- _Written instruction_
Consider the records below. How many of their lines include the word "high"? State the number and nothing else.

- _Dataset rows_
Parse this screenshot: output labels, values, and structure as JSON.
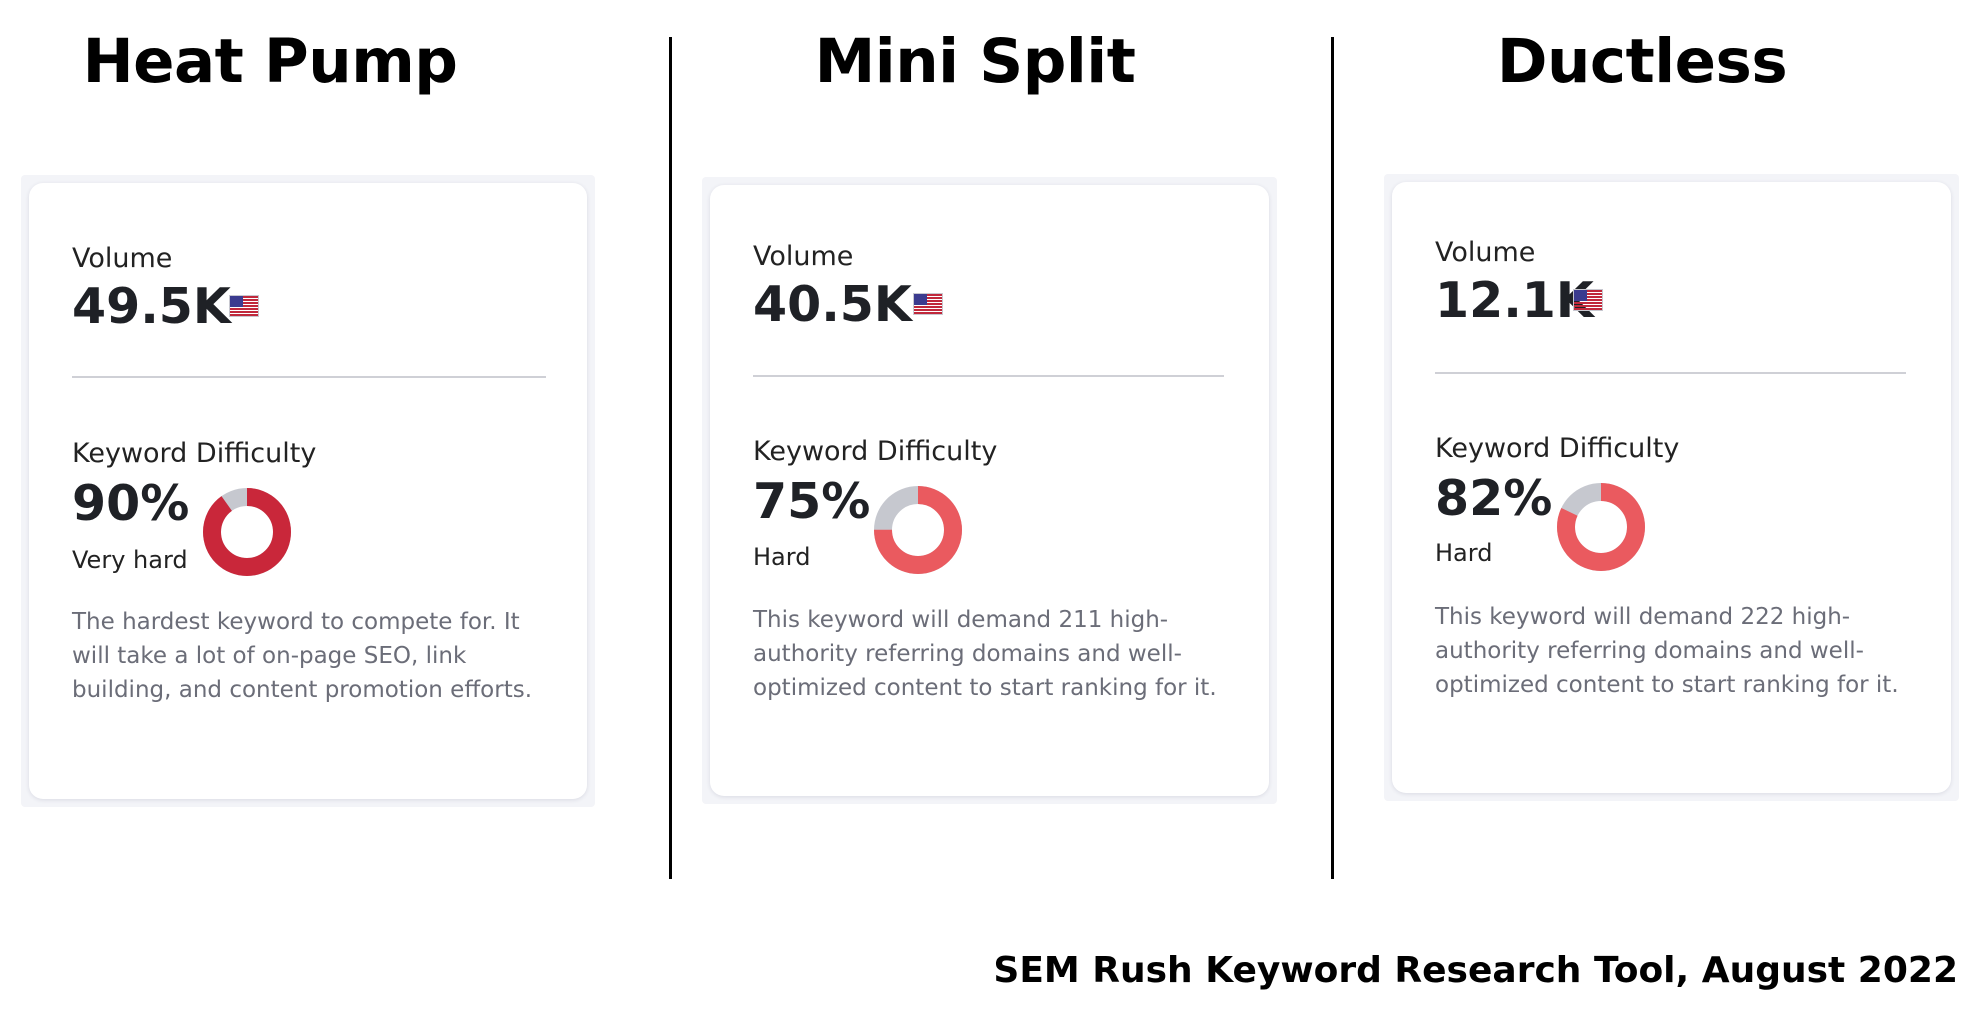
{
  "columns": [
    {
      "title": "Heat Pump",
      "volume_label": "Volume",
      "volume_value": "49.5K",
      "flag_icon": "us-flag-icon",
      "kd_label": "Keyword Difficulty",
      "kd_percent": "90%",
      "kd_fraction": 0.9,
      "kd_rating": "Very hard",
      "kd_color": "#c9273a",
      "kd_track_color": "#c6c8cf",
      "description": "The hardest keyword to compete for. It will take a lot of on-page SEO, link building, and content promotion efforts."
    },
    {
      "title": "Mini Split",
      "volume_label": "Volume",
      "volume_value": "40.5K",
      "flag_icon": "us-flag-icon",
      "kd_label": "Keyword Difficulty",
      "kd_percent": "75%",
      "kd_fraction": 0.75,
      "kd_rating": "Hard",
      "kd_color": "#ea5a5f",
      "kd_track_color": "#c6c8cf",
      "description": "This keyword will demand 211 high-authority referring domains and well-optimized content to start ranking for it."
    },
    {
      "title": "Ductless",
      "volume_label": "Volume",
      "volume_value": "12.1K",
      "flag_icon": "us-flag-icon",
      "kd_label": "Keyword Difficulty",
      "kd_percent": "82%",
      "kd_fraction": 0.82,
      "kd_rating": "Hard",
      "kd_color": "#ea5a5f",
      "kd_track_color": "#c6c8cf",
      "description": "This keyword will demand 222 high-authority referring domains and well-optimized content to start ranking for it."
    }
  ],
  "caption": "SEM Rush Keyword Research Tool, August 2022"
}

- _Correct result_
2